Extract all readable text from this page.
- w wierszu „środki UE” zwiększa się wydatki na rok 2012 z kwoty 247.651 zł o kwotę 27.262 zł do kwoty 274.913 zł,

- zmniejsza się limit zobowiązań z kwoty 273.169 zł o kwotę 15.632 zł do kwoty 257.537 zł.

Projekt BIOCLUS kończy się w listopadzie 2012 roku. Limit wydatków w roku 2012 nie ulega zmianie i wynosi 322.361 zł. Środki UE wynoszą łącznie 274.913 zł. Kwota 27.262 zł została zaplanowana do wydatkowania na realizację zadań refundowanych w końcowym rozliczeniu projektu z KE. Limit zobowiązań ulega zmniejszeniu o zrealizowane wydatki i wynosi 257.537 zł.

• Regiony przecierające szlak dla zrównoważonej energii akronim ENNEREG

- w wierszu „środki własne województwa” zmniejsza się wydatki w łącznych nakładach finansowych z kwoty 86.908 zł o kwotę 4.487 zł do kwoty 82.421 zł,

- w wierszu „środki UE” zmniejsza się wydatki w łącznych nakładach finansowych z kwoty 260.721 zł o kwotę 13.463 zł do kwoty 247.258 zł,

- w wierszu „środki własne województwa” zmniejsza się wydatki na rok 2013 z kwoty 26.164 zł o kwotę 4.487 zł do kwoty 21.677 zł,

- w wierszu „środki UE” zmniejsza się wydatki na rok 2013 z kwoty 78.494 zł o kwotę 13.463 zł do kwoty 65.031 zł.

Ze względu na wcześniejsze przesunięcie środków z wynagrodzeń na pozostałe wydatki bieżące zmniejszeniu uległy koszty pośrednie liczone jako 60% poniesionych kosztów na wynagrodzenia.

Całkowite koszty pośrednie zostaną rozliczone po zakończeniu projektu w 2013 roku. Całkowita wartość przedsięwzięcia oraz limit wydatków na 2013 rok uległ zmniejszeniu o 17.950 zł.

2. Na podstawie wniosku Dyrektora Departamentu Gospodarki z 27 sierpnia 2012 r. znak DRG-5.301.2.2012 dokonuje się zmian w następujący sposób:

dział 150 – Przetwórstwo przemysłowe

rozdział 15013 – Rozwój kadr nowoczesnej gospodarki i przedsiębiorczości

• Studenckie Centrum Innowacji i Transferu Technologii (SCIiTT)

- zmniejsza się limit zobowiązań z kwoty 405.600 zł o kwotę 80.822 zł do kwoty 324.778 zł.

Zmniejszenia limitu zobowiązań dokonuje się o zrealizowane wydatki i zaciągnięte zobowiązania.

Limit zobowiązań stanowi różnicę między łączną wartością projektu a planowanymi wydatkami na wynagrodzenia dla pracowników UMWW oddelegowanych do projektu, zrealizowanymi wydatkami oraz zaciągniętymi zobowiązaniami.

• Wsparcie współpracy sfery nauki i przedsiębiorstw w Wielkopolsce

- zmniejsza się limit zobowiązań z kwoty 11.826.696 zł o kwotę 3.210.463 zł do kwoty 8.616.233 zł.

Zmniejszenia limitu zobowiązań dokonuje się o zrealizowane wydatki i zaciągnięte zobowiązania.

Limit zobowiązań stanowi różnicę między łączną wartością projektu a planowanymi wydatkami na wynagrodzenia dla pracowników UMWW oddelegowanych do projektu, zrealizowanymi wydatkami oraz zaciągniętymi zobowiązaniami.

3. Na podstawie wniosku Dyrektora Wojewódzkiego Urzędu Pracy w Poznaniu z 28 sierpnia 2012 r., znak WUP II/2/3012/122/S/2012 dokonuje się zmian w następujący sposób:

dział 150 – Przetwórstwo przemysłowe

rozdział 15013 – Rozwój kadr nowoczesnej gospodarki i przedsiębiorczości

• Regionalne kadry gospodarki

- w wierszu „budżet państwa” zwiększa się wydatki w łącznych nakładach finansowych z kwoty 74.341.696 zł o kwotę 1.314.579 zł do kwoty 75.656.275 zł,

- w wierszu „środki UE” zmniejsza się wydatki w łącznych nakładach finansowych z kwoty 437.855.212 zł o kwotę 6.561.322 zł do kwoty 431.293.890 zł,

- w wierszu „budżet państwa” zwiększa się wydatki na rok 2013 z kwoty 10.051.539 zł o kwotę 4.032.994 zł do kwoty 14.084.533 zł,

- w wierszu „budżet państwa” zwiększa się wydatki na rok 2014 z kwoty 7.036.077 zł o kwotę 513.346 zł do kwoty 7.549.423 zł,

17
*-*-*
INSTRUCTION:
Go through the records and gather the lines that hold "pośrednie".

FINAL ANSWER:
Ze względu na wcześniejsze przesunięcie środków z wynagrodzeń na pozostałe wydatki bieżące zmniejszeniu uległy koszty pośrednie liczone jako 60% poniesionych kosztów na wynagrodzenia.
Całkowite koszty pośrednie zostaną rozliczone po zakończeniu projektu w 2013 roku. Całkowita wartość przedsięwzięcia oraz limit wydatków na 2013 rok uległ zmniejszeniu o 17.950 zł.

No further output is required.